■ **JOB**: Render every line of the records below as a JSON list of strings, with one string for each line and blank lines omitted.

■ **TASK INPUTS**:
⁂
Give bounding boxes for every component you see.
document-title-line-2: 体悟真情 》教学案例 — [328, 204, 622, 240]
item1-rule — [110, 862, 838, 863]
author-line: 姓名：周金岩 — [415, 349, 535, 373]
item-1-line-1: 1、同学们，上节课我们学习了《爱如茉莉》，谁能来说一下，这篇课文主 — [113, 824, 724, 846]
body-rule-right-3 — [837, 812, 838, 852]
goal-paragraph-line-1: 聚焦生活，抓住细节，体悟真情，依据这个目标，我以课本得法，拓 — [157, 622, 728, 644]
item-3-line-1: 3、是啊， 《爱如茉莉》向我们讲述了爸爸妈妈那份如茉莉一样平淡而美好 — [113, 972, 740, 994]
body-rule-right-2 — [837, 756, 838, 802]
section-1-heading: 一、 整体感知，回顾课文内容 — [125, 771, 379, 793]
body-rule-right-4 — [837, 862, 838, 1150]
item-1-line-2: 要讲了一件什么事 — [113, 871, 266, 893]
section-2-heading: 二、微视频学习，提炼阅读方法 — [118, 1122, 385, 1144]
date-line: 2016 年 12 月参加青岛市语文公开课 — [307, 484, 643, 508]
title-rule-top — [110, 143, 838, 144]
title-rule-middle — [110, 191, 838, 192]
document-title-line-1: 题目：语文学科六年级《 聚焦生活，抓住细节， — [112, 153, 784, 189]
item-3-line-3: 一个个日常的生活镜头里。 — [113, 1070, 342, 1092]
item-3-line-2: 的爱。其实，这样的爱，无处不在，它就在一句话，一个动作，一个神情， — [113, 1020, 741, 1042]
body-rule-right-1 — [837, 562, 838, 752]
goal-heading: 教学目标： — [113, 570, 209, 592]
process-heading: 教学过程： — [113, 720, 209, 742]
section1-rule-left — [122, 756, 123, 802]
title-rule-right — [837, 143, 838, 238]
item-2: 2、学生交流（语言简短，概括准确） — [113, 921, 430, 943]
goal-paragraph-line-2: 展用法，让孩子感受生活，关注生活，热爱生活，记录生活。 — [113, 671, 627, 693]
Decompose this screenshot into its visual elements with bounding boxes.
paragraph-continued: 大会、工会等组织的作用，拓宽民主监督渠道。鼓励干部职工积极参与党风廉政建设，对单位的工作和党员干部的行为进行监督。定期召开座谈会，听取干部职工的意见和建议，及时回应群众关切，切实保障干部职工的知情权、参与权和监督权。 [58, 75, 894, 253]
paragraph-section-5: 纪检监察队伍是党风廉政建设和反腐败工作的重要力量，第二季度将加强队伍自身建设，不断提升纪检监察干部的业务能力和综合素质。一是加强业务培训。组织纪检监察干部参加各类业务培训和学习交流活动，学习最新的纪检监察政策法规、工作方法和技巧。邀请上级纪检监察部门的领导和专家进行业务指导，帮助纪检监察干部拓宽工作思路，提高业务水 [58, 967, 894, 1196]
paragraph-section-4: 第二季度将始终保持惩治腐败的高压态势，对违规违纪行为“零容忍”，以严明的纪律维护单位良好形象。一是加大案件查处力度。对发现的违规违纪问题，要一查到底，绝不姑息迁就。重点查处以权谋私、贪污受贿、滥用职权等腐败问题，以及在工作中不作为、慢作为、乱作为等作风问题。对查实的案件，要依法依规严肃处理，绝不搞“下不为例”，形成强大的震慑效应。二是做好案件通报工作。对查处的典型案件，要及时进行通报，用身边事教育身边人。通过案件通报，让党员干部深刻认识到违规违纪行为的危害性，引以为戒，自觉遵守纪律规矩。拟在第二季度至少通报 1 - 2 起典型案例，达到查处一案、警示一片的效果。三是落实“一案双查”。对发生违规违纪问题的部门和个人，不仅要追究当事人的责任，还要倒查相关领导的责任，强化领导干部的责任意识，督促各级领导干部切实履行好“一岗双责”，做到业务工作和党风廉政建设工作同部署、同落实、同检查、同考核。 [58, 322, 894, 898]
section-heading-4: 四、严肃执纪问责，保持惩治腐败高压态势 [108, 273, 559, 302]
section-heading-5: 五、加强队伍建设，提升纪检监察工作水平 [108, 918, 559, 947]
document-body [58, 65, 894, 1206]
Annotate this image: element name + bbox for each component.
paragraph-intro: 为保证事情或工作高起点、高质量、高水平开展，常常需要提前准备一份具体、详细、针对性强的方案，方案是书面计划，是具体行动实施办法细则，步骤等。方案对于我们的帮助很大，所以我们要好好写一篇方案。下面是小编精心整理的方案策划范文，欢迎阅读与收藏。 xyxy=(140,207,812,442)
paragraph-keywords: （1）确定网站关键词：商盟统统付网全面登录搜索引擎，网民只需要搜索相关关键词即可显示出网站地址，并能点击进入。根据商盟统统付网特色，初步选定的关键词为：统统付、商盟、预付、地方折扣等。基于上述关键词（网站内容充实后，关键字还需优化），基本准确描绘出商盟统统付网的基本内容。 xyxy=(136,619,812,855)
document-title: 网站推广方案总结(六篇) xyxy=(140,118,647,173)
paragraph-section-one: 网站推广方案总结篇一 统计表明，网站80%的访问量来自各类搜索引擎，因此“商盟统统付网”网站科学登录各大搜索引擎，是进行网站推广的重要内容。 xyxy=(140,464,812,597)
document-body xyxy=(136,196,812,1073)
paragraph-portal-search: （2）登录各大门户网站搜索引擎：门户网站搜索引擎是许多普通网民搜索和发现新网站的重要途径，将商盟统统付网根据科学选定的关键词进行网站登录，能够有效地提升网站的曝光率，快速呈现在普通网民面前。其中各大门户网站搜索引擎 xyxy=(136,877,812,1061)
⁂
■ **WRITTEN ANSWER**:
[
  "Give bounding boxes for every component you see.",
  "document-title-line-2: 体悟真情 》教学案例 — [328, 204, 622, 240]",
  "item1-rule — [110, 862, 838, 863]",
  "author-line: 姓名：周金岩 — [415, 349, 535, 373]",
  "item-1-line-1: 1、同学们，上节课我们学习了《爱如茉莉》，谁能来说一下，这篇课文主 — [113, 824, 724, 846]",
  "body-rule-right-3 — [837, 812, 838, 852]",
  "goal-paragraph-line-1: 聚焦生活，抓住细节，体悟真情，依据这个目标，我以课本得法，拓 — [157, 622, 728, 644]",
  "item-3-line-1: 3、是啊， 《爱如茉莉》向我们讲述了爸爸妈妈那份如茉莉一样平淡而美好 — [113, 972, 740, 994]",
  "body-rule-right-2 — [837, 756, 838, 802]",
  "section-1-heading: 一、 整体感知，回顾课文内容 — [125, 771, 379, 793]",
  "body-rule-right-4 — [837, 862, 838, 1150]",
  "item-1-line-2: 要讲了一件什么事 — [113, 871, 266, 893]",
  "section-2-heading: 二、微视频学习，提炼阅读方法 — [118, 1122, 385, 1144]",
  "date-line: 2016 年 12 月参加青岛市语文公开课 — [307, 484, 643, 508]",
  "title-rule-top — [110, 143, 838, 144]",
  "title-rule-middle — [110, 191, 838, 192]",
  "document-title-line-1: 题目：语文学科六年级《 聚焦生活，抓住细节， — [112, 153, 784, 189]",
  "item-3-line-3: 一个个日常的生活镜头里。 — [113, 1070, 342, 1092]",
  "item-3-line-2: 的爱。其实，这样的爱，无处不在，它就在一句话，一个动作，一个神情， — [113, 1020, 741, 1042]",
  "body-rule-right-1 — [837, 562, 838, 752]",
  "goal-heading: 教学目标： — [113, 570, 209, 592]",
  "process-heading: 教学过程： — [113, 720, 209, 742]",
  "section1-rule-left — [122, 756, 123, 802]",
  "title-rule-right — [837, 143, 838, 238]",
  "item-2: 2、学生交流（语言简短，概括准确） — [113, 921, 430, 943]",
  "goal-paragraph-line-2: 展用法，让孩子感受生活，关注生活，热爱生活，记录生活。 — [113, 671, 627, 693]",
  "Decompose this screenshot into its visual elements with bounding boxes.",
  "paragraph-continued: 大会、工会等组织的作用，拓宽民主监督渠道。鼓励干部职工积极参与党风廉政建设，对单位的工作和党员干部的行为进行监督。定期召开座谈会，听取干部职工的意见和建议，及时回应群众关切，切实保障干部职工的知情权、参与权和监督权。 [58, 75, 894, 253]",
  "paragraph-section-5: 纪检监察队伍是党风廉政建设和反腐败工作的重要力量，第二季度将加强队伍自身建设，不断提升纪检监察干部的业务能力和综合素质。一是加强业务培训。组织纪检监察干部参加各类业务培训和学习交流活动，学习最新的纪检监察政策法规、工作方法和技巧。邀请上级纪检监察部门的领导和专家进行业务指导，帮助纪检监察干部拓宽工作思路，提高业务水 [58, 967, 894, 1196]",
  "paragraph-section-4: 第二季度将始终保持惩治腐败的高压态势，对违规违纪行为“零容忍”，以严明的纪律维护单位良好形象。一是加大案件查处力度。对发现的违规违纪问题，要一查到底，绝不姑息迁就。重点查处以权谋私、贪污受贿、滥用职权等腐败问题，以及在工作中不作为、慢作为、乱作为等作风问题。对查实的案件，要依法依规严肃处理，绝不搞“下不为例”，形成强大的震慑效应。二是做好案件通报工作。对查处的典型案件，要及时进行通报，用身边事教育身边人。通过案件通报，让党员干部深刻认识到违规违纪行为的危害性，引以为戒，自觉遵守纪律规矩。拟在第二季度至少通报 1 - 2 起典型案例，达到查处一案、警示一片的效果。三是落实“一案双查”。对发生违规违纪问题的部门和个人，不仅要追究当事人的责任，还要倒查相关领导的责任，强化领导干部的责任意识，督促各级领导干部切实履行好“一岗双责”，做到业务工作和党风廉政建设工作同部署、同落实、同检查、同考核。 [58, 322, 894, 898]",
  "section-heading-4: 四、严肃执纪问责，保持惩治腐败高压态势 [108, 273, 559, 302]",
  "section-heading-5: 五、加强队伍建设，提升纪检监察工作水平 [108, 918, 559, 947]",
  "document-body [58, 65, 894, 1206]",
  "Annotate this image: element name + bbox for each component.",
  "paragraph-intro: 为保证事情或工作高起点、高质量、高水平开展，常常需要提前准备一份具体、详细、针对性强的方案，方案是书面计划，是具体行动实施办法细则，步骤等。方案对于我们的帮助很大，所以我们要好好写一篇方案。下面是小编精心整理的方案策划范文，欢迎阅读与收藏。 xyxy=(140,207,812,442)",
  "paragraph-keywords: （1）确定网站关键词：商盟统统付网全面登录搜索引擎，网民只需要搜索相关关键词即可显示出网站地址，并能点击进入。根据商盟统统付网特色，初步选定的关键词为：统统付、商盟、预付、地方折扣等。基于上述关键词（网站内容充实后，关键字还需优化），基本准确描绘出商盟统统付网的基本内容。 xyxy=(136,619,812,855)",
  "document-title: 网站推广方案总结(六篇) xyxy=(140,118,647,173)",
  "paragraph-section-one: 网站推广方案总结篇一 统计表明，网站80%的访问量来自各类搜索引擎，因此“商盟统统付网”网站科学登录各大搜索引擎，是进行网站推广的重要内容。 xyxy=(140,464,812,597)",
  "document-body xyxy=(136,196,812,1073)",
  "paragraph-portal-search: （2）登录各大门户网站搜索引擎：门户网站搜索引擎是许多普通网民搜索和发现新网站的重要途径，将商盟统统付网根据科学选定的关键词进行网站登录，能够有效地提升网站的曝光率，快速呈现在普通网民面前。其中各大门户网站搜索引擎 xyxy=(136,877,812,1061)"
]